Copy the lines holding the word "corr", all of them.

>> start Record extracts

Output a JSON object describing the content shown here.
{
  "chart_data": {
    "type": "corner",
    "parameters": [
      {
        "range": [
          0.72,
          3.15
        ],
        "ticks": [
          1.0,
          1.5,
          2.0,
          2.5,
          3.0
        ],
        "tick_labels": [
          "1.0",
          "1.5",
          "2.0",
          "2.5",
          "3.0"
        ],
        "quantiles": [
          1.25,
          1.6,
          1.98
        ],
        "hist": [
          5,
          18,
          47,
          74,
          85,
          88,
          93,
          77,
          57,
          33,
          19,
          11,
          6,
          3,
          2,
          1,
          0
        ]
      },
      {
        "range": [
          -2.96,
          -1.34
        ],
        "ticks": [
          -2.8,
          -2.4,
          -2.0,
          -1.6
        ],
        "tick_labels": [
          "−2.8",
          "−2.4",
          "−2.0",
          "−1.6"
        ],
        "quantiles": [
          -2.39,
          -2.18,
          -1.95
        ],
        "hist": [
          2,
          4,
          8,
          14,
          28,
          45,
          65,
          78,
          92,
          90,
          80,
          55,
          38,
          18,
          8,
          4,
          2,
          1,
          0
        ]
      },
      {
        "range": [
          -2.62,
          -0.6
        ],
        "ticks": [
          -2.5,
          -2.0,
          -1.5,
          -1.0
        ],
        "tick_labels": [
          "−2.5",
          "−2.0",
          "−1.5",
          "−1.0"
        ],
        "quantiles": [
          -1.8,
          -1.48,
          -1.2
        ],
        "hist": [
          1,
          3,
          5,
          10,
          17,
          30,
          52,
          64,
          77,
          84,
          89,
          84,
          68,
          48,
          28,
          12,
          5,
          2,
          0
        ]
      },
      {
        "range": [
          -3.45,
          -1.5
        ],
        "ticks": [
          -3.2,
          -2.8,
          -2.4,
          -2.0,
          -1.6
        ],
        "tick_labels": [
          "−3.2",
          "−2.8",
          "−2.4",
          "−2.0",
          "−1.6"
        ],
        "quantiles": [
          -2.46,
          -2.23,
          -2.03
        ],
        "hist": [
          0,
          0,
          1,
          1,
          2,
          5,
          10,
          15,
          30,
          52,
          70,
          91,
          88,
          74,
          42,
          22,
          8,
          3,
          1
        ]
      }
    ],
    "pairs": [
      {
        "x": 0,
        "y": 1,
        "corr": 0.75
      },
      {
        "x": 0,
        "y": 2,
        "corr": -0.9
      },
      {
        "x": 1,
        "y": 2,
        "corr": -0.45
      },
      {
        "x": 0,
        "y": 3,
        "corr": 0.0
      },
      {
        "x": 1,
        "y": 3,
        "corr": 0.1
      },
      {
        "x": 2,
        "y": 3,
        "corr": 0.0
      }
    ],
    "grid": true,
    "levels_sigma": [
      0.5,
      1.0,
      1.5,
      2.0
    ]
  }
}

>> end Record extracts
>> start Record extracts

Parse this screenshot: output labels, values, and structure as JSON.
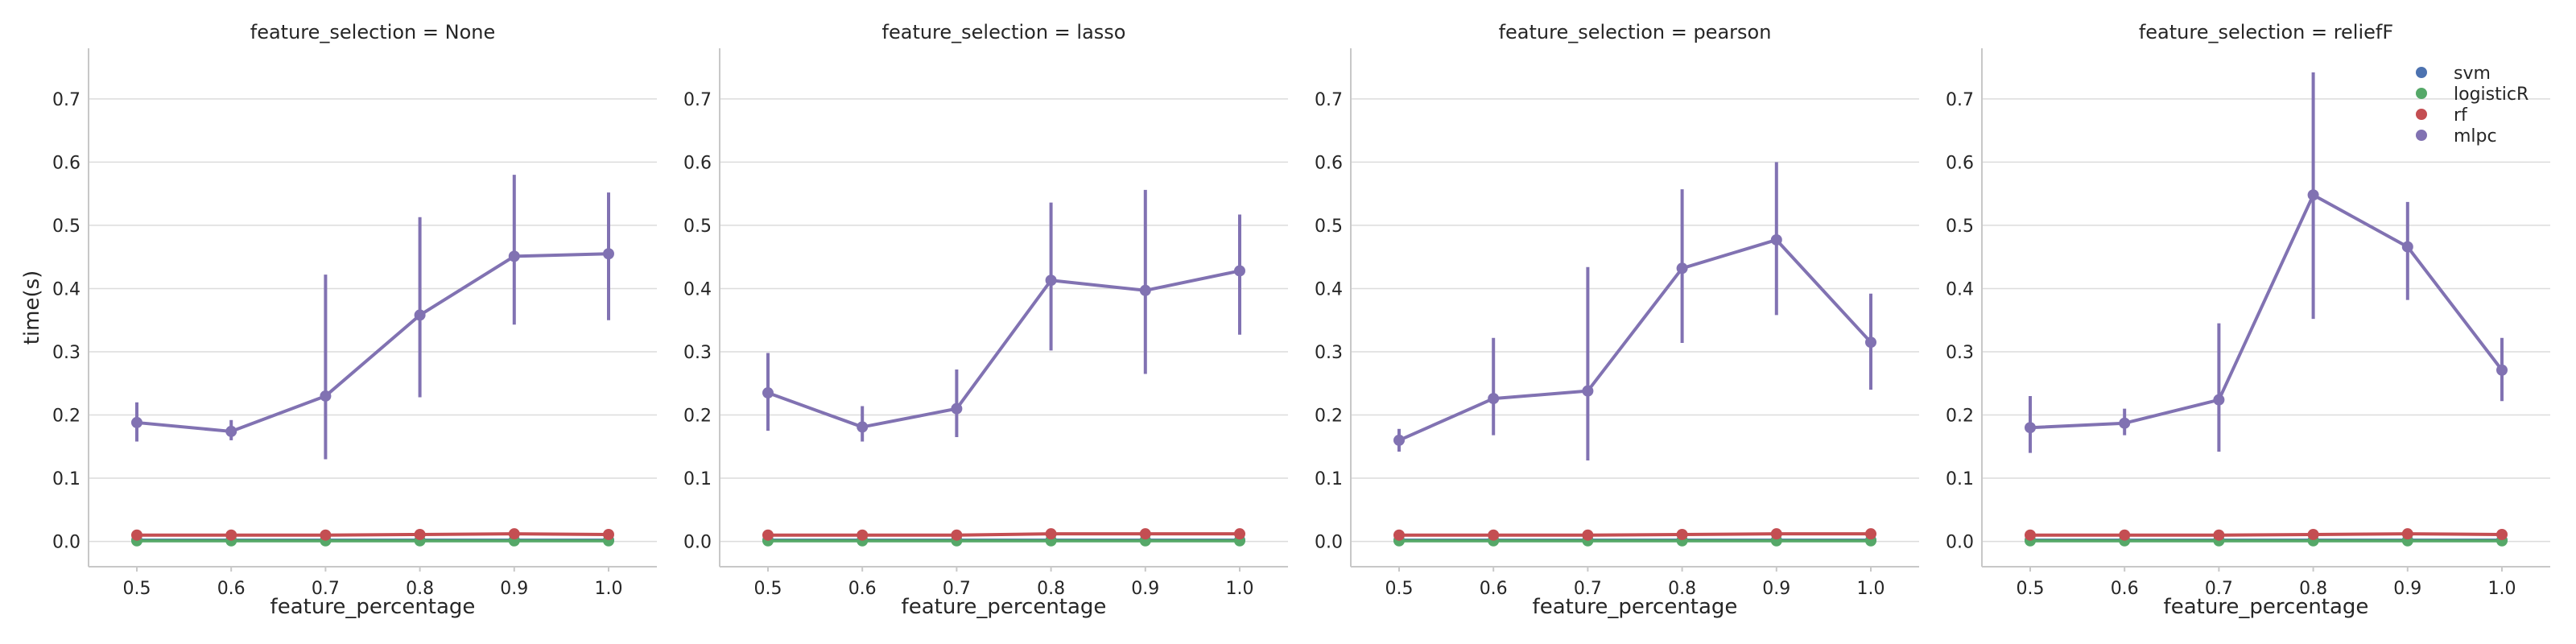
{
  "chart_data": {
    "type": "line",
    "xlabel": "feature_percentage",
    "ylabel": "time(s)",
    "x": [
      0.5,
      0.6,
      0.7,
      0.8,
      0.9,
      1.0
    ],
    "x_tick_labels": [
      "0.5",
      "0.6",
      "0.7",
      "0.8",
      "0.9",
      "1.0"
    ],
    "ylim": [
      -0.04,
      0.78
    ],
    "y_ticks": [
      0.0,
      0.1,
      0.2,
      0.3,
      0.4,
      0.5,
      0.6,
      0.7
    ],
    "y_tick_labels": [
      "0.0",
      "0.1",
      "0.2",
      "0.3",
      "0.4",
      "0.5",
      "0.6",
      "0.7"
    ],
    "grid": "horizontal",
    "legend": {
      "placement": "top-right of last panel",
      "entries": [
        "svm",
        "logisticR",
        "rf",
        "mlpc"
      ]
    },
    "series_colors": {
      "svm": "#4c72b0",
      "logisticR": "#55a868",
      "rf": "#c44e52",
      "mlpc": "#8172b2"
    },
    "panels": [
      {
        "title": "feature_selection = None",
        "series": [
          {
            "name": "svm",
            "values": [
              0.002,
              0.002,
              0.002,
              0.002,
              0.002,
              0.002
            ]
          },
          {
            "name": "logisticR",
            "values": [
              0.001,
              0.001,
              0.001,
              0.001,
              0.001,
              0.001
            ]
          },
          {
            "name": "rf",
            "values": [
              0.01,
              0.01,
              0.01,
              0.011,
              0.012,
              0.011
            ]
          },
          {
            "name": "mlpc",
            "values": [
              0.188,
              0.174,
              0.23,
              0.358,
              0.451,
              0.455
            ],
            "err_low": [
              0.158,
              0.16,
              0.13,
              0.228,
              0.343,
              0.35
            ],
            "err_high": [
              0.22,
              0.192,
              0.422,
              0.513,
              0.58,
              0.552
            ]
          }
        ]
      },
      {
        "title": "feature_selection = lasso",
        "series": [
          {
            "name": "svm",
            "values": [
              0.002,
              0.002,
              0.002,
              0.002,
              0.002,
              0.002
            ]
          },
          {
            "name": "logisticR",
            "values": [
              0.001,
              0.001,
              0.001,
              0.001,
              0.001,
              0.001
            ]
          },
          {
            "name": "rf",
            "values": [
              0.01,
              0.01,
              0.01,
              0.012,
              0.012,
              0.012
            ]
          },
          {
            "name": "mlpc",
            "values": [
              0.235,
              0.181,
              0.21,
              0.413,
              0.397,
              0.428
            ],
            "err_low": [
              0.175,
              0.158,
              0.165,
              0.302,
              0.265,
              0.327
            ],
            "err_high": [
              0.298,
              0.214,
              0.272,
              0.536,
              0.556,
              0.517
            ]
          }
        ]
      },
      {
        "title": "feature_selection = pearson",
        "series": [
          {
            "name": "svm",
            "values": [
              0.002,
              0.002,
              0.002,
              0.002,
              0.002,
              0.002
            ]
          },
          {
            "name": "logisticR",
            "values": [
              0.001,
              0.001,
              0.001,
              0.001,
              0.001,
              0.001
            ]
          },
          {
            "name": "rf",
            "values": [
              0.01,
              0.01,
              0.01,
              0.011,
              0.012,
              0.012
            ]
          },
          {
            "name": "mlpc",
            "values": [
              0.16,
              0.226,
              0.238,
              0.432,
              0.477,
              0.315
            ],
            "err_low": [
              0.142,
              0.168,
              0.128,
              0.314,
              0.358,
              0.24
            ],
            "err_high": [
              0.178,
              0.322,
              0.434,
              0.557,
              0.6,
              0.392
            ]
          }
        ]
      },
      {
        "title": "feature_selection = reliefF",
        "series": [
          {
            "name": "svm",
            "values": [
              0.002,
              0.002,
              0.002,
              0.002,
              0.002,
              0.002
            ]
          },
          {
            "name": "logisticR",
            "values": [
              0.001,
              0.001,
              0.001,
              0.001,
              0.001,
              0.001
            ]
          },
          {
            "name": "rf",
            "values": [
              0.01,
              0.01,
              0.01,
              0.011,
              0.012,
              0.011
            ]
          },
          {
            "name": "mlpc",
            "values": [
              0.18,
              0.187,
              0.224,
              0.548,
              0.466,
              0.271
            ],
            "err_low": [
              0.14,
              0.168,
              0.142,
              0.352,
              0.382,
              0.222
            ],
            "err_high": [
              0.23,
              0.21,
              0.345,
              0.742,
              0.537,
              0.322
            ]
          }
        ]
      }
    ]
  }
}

>> end Record extracts

Reply:
        "corr": 0.75
        "corr": -0.9
        "corr": -0.45
        "corr": 0.0
        "corr": 0.1
        "corr": 0.0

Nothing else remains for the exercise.